■ GOAL
Search the listing for the string "amount" and copy every line that contains it.

[Begin]

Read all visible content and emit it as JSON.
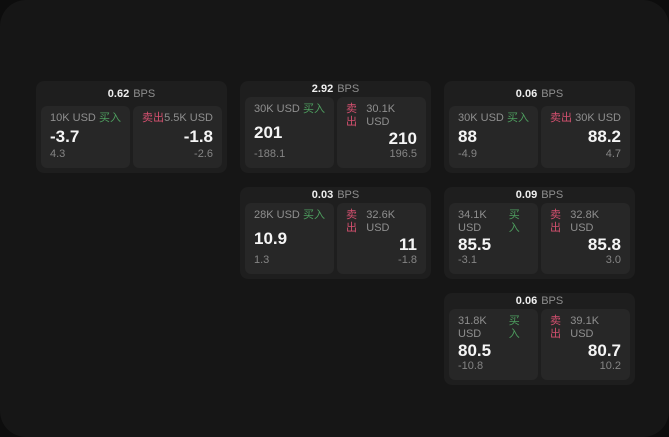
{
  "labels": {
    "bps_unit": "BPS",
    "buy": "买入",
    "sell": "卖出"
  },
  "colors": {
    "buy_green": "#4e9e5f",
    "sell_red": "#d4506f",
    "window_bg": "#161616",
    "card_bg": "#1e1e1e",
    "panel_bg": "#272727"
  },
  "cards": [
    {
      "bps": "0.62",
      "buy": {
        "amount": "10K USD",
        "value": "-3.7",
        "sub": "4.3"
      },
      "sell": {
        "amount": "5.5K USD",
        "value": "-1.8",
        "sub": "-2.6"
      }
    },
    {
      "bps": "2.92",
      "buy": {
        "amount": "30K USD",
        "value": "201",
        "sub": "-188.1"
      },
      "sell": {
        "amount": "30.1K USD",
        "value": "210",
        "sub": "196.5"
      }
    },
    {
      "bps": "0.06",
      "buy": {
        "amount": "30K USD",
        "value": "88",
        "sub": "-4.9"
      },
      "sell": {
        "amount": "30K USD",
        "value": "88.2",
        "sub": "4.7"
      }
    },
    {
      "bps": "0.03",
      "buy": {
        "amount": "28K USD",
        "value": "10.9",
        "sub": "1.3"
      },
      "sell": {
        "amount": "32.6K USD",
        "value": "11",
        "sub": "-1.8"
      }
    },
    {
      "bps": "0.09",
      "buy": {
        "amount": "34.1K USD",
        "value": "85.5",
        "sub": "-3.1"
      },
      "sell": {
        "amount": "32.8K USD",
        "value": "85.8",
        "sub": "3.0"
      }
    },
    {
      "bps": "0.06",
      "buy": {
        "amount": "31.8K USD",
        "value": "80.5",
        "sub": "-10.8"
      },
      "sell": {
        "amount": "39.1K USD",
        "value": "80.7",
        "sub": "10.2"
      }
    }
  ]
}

[End]
[Begin]

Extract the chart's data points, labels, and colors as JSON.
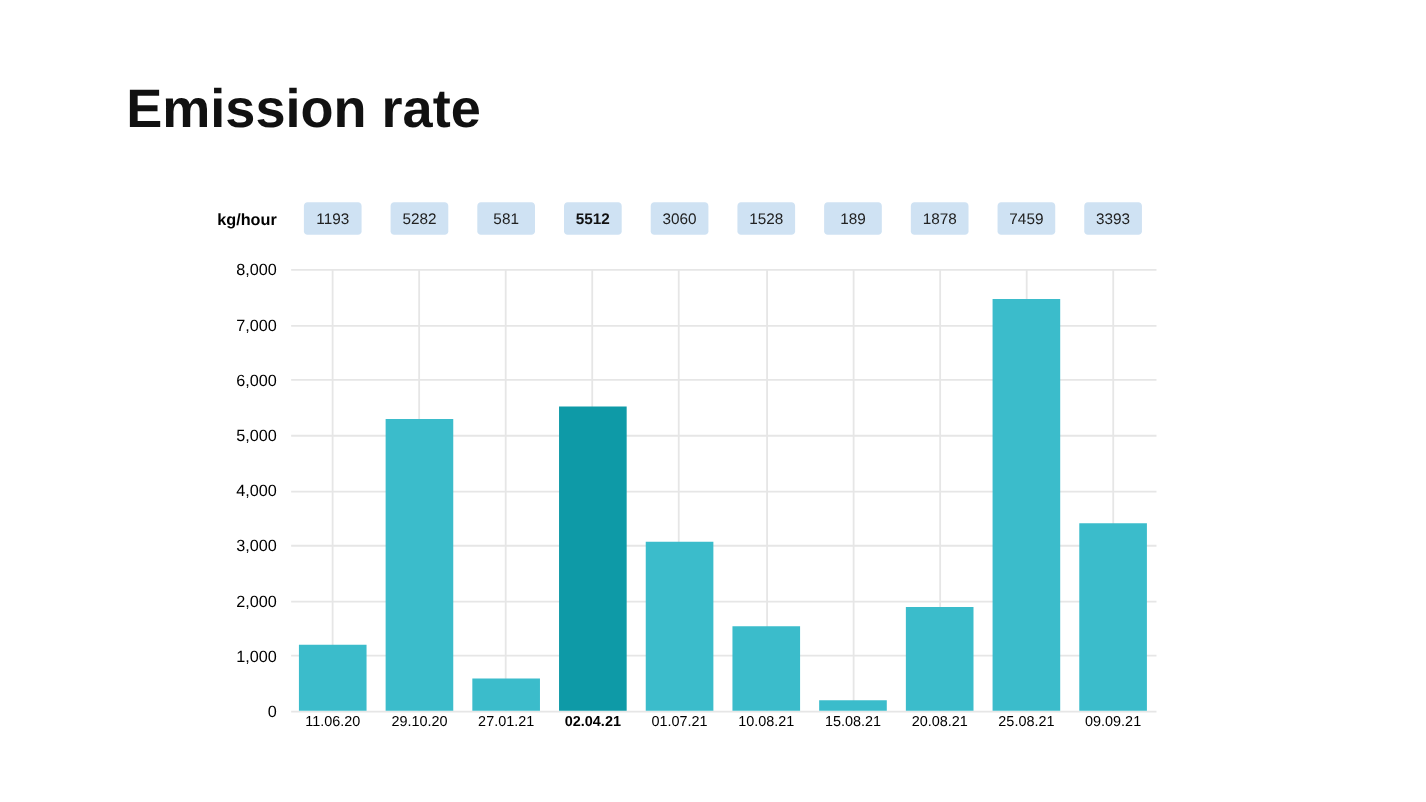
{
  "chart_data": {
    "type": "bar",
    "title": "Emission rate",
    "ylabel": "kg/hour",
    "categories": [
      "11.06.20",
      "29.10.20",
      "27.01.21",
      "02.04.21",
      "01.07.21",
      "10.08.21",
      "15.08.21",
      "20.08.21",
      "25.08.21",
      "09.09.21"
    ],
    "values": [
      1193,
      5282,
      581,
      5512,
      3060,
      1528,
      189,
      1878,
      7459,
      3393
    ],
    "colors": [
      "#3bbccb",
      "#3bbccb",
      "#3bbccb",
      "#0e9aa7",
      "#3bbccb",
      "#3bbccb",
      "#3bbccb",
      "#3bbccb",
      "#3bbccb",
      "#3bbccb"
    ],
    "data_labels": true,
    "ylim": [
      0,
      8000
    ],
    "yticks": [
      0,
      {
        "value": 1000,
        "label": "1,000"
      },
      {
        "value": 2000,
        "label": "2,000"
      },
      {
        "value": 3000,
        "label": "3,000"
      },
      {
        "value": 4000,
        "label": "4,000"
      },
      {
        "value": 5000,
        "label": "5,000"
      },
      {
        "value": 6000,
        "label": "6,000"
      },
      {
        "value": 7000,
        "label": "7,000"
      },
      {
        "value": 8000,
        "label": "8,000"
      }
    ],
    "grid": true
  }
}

[End]

■ REPLY TO THE EXERCISE
        "amount": "10K USD",
        "amount": "5.5K USD",
        "amount": "30K USD",
        "amount": "30.1K USD",
        "amount": "30K USD",
        "amount": "30K USD",
        "amount": "28K USD",
        "amount": "32.6K USD",
        "amount": "34.1K USD",
        "amount": "32.8K USD",
        "amount": "31.8K USD",
        "amount": "39.1K USD",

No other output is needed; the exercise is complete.